[Begin GIVEN ENTRIES]

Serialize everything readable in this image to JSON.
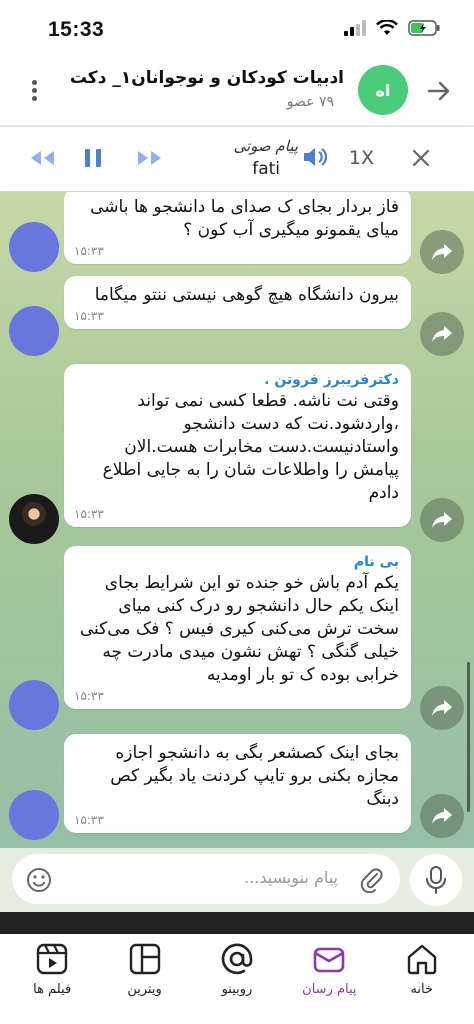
{
  "status_bar": {
    "time": "15:33"
  },
  "header": {
    "title": "ادبیات کودکان و نوجوانان۱_ دکت",
    "subtitle": "۷۹ عضو",
    "avatar_text": "اه",
    "avatar_color": "#4ccb7a"
  },
  "player": {
    "title": "پیام صوتی",
    "name": "fati",
    "speed": "1X"
  },
  "messages": [
    {
      "sender": "",
      "text": "فاز بردار بجای ک صدای ما دانشجو ها باشی میای یقمونو میگیری آب کون ؟",
      "time": "۱۵:۳۳"
    },
    {
      "sender": "",
      "text": "بیرون دانشگاه هیچ گوهی نیستی ننتو میگاما",
      "time": "۱۵:۳۳"
    },
    {
      "sender": "دکترفریبرز فروتن .",
      "text": "وقتی نت ناشه. قطعا کسی نمی تواند ،واردشود.نت که دست دانشجو واستادنیست.دست مخابرات هست.الان پیامش را واطلاعات شان را به جایی اطلاع دادم",
      "time": "۱۵:۳۳"
    },
    {
      "sender": "بی نام",
      "text": "یکم آدم باش خو جنده تو این شرایط بجای اینک یکم حال دانشجو رو درک کنی میای سخت ترش می‌کنی کیری فیس ؟ فک می‌کنی خیلی گنگی ؟ تهش نشون میدی مادرت چه خرابی بوده ک تو بار اومدیه",
      "time": "۱۵:۳۳"
    },
    {
      "sender": "",
      "text": "بجای اینک کصشعر بگی به دانشجو اجازه مجازه بکنی برو تایپ کردنت یاد بگیر کص دبنگ",
      "time": "۱۵:۳۳"
    }
  ],
  "input": {
    "placeholder": "پیام بنویسید..."
  },
  "nav": [
    {
      "label": "فیلم ها",
      "icon": "film-icon"
    },
    {
      "label": "ویترین",
      "icon": "showcase-icon"
    },
    {
      "label": "روبینو",
      "icon": "at-icon"
    },
    {
      "label": "پیام رسان",
      "icon": "messenger-icon",
      "active": true
    },
    {
      "label": "خانه",
      "icon": "home-icon"
    }
  ],
  "colors": {
    "accent": "#8a3ba8",
    "sender": "#2a86c8",
    "player": "#4a7fd4"
  }
}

[End GIVEN ENTRIES]

TASK TO CARRY OUT:
Repeat the lines above exactly, and keep every picture out.

ANSWER IN FULL:
Serialize everything readable in this image to JSON.
{
  "status_bar": {
    "time": "15:33"
  },
  "header": {
    "title": "ادبیات کودکان و نوجوانان۱_ دکت",
    "subtitle": "۷۹ عضو",
    "avatar_text": "اه",
    "avatar_color": "#4ccb7a"
  },
  "player": {
    "title": "پیام صوتی",
    "name": "fati",
    "speed": "1X"
  },
  "messages": [
    {
      "sender": "",
      "text": "فاز بردار بجای ک صدای ما دانشجو ها باشی میای یقمونو میگیری آب کون ؟",
      "time": "۱۵:۳۳"
    },
    {
      "sender": "",
      "text": "بیرون دانشگاه هیچ گوهی نیستی ننتو میگاما",
      "time": "۱۵:۳۳"
    },
    {
      "sender": "دکترفریبرز فروتن .",
      "text": "وقتی نت ناشه. قطعا کسی نمی تواند ،واردشود.نت که دست دانشجو واستادنیست.دست مخابرات هست.الان پیامش را واطلاعات شان را به جایی اطلاع دادم",
      "time": "۱۵:۳۳"
    },
    {
      "sender": "بی نام",
      "text": "یکم آدم باش خو جنده تو این شرایط بجای اینک یکم حال دانشجو رو درک کنی میای سخت ترش می‌کنی کیری فیس ؟ فک می‌کنی خیلی گنگی ؟ تهش نشون میدی مادرت چه خرابی بوده ک تو بار اومدیه",
      "time": "۱۵:۳۳"
    },
    {
      "sender": "",
      "text": "بجای اینک کصشعر بگی به دانشجو اجازه مجازه بکنی برو تایپ کردنت یاد بگیر کص دبنگ",
      "time": "۱۵:۳۳"
    }
  ],
  "input": {
    "placeholder": "پیام بنویسید..."
  },
  "nav": [
    {
      "label": "فیلم ها",
      "icon": "film-icon"
    },
    {
      "label": "ویترین",
      "icon": "showcase-icon"
    },
    {
      "label": "روبینو",
      "icon": "at-icon"
    },
    {
      "label": "پیام رسان",
      "icon": "messenger-icon",
      "active": true
    },
    {
      "label": "خانه",
      "icon": "home-icon"
    }
  ],
  "colors": {
    "accent": "#8a3ba8",
    "sender": "#2a86c8",
    "player": "#4a7fd4"
  }
}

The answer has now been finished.